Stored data
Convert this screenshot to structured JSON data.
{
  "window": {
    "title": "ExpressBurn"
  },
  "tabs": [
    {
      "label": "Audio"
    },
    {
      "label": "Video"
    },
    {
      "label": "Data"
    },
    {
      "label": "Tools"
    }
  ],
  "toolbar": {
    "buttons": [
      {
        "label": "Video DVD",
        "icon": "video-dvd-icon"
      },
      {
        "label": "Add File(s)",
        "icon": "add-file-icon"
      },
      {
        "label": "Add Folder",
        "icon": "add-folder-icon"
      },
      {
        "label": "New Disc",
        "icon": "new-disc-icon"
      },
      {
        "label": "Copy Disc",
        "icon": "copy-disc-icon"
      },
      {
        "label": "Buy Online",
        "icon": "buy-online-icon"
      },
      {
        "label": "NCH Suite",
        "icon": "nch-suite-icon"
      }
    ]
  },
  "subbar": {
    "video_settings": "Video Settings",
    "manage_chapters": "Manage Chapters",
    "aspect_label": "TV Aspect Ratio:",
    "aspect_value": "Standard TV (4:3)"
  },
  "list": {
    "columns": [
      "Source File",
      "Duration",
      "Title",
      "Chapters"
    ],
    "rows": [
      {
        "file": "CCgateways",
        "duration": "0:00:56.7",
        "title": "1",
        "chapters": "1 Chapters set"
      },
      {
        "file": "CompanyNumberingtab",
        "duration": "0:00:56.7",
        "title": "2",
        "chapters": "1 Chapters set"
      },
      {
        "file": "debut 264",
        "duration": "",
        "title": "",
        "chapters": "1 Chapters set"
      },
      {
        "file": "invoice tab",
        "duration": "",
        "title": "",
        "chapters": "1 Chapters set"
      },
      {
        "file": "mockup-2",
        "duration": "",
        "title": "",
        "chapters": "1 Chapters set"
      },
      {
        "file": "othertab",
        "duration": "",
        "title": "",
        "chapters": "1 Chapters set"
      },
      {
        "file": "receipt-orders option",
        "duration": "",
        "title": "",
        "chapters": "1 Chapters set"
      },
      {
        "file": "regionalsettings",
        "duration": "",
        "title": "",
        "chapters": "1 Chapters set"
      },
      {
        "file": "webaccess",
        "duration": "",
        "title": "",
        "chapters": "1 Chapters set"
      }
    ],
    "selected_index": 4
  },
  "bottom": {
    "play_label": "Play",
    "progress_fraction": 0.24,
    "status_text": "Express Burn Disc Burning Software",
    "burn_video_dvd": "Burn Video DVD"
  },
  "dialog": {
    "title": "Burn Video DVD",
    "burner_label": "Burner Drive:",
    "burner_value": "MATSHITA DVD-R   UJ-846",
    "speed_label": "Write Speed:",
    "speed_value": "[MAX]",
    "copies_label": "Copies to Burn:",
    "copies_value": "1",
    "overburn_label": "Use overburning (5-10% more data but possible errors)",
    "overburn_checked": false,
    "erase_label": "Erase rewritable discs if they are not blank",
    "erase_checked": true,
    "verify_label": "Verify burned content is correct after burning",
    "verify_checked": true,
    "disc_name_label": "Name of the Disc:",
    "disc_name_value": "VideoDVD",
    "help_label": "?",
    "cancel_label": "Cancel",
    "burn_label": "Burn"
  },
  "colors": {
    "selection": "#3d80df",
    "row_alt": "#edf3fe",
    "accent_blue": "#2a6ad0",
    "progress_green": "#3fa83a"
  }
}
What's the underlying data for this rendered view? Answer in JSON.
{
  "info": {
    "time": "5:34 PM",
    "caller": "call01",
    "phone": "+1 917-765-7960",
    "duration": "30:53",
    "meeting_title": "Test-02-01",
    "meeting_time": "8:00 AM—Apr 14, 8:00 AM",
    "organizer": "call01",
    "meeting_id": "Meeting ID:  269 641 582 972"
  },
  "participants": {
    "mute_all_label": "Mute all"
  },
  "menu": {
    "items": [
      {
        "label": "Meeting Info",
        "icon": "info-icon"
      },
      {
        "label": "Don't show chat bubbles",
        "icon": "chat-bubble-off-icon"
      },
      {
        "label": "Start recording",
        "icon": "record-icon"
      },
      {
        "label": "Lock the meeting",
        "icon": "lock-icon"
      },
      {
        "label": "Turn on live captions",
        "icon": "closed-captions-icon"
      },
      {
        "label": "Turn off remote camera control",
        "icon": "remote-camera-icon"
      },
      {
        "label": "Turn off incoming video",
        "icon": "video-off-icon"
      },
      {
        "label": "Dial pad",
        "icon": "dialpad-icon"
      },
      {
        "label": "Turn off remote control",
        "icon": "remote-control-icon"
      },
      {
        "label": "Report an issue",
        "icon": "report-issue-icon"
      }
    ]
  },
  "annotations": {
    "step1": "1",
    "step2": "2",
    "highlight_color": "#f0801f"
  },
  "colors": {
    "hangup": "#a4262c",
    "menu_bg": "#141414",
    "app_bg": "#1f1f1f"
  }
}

> EXERCISE PROMPT
Give back each line above precisely as it stands.

> TASK SOLUTION
Convert this screenshot to structured JSON data.
{
  "window": {
    "title": "ExpressBurn"
  },
  "tabs": [
    {
      "label": "Audio"
    },
    {
      "label": "Video"
    },
    {
      "label": "Data"
    },
    {
      "label": "Tools"
    }
  ],
  "toolbar": {
    "buttons": [
      {
        "label": "Video DVD",
        "icon": "video-dvd-icon"
      },
      {
        "label": "Add File(s)",
        "icon": "add-file-icon"
      },
      {
        "label": "Add Folder",
        "icon": "add-folder-icon"
      },
      {
        "label": "New Disc",
        "icon": "new-disc-icon"
      },
      {
        "label": "Copy Disc",
        "icon": "copy-disc-icon"
      },
      {
        "label": "Buy Online",
        "icon": "buy-online-icon"
      },
      {
        "label": "NCH Suite",
        "icon": "nch-suite-icon"
      }
    ]
  },
  "subbar": {
    "video_settings": "Video Settings",
    "manage_chapters": "Manage Chapters",
    "aspect_label": "TV Aspect Ratio:",
    "aspect_value": "Standard TV (4:3)"
  },
  "list": {
    "columns": [
      "Source File",
      "Duration",
      "Title",
      "Chapters"
    ],
    "rows": [
      {
        "file": "CCgateways",
        "duration": "0:00:56.7",
        "title": "1",
        "chapters": "1 Chapters set"
      },
      {
        "file": "CompanyNumberingtab",
        "duration": "0:00:56.7",
        "title": "2",
        "chapters": "1 Chapters set"
      },
      {
        "file": "debut 264",
        "duration": "",
        "title": "",
        "chapters": "1 Chapters set"
      },
      {
        "file": "invoice tab",
        "duration": "",
        "title": "",
        "chapters": "1 Chapters set"
      },
      {
        "file": "mockup-2",
        "duration": "",
        "title": "",
        "chapters": "1 Chapters set"
      },
      {
        "file": "othertab",
        "duration": "",
        "title": "",
        "chapters": "1 Chapters set"
      },
      {
        "file": "receipt-orders option",
        "duration": "",
        "title": "",
        "chapters": "1 Chapters set"
      },
      {
        "file": "regionalsettings",
        "duration": "",
        "title": "",
        "chapters": "1 Chapters set"
      },
      {
        "file": "webaccess",
        "duration": "",
        "title": "",
        "chapters": "1 Chapters set"
      }
    ],
    "selected_index": 4
  },
  "bottom": {
    "play_label": "Play",
    "progress_fraction": 0.24,
    "status_text": "Express Burn Disc Burning Software",
    "burn_video_dvd": "Burn Video DVD"
  },
  "dialog": {
    "title": "Burn Video DVD",
    "burner_label": "Burner Drive:",
    "burner_value": "MATSHITA DVD-R   UJ-846",
    "speed_label": "Write Speed:",
    "speed_value": "[MAX]",
    "copies_label": "Copies to Burn:",
    "copies_value": "1",
    "overburn_label": "Use overburning (5-10% more data but possible errors)",
    "overburn_checked": false,
    "erase_label": "Erase rewritable discs if they are not blank",
    "erase_checked": true,
    "verify_label": "Verify burned content is correct after burning",
    "verify_checked": true,
    "disc_name_label": "Name of the Disc:",
    "disc_name_value": "VideoDVD",
    "help_label": "?",
    "cancel_label": "Cancel",
    "burn_label": "Burn"
  },
  "colors": {
    "selection": "#3d80df",
    "row_alt": "#edf3fe",
    "accent_blue": "#2a6ad0",
    "progress_green": "#3fa83a"
  }
}
What's the underlying data for this rendered view? Answer in JSON.
{
  "info": {
    "time": "5:34 PM",
    "caller": "call01",
    "phone": "+1 917-765-7960",
    "duration": "30:53",
    "meeting_title": "Test-02-01",
    "meeting_time": "8:00 AM—Apr 14, 8:00 AM",
    "organizer": "call01",
    "meeting_id": "Meeting ID:  269 641 582 972"
  },
  "participants": {
    "mute_all_label": "Mute all"
  },
  "menu": {
    "items": [
      {
        "label": "Meeting Info",
        "icon": "info-icon"
      },
      {
        "label": "Don't show chat bubbles",
        "icon": "chat-bubble-off-icon"
      },
      {
        "label": "Start recording",
        "icon": "record-icon"
      },
      {
        "label": "Lock the meeting",
        "icon": "lock-icon"
      },
      {
        "label": "Turn on live captions",
        "icon": "closed-captions-icon"
      },
      {
        "label": "Turn off remote camera control",
        "icon": "remote-camera-icon"
      },
      {
        "label": "Turn off incoming video",
        "icon": "video-off-icon"
      },
      {
        "label": "Dial pad",
        "icon": "dialpad-icon"
      },
      {
        "label": "Turn off remote control",
        "icon": "remote-control-icon"
      },
      {
        "label": "Report an issue",
        "icon": "report-issue-icon"
      }
    ]
  },
  "annotations": {
    "step1": "1",
    "step2": "2",
    "highlight_color": "#f0801f"
  },
  "colors": {
    "hangup": "#a4262c",
    "menu_bg": "#141414",
    "app_bg": "#1f1f1f"
  }
}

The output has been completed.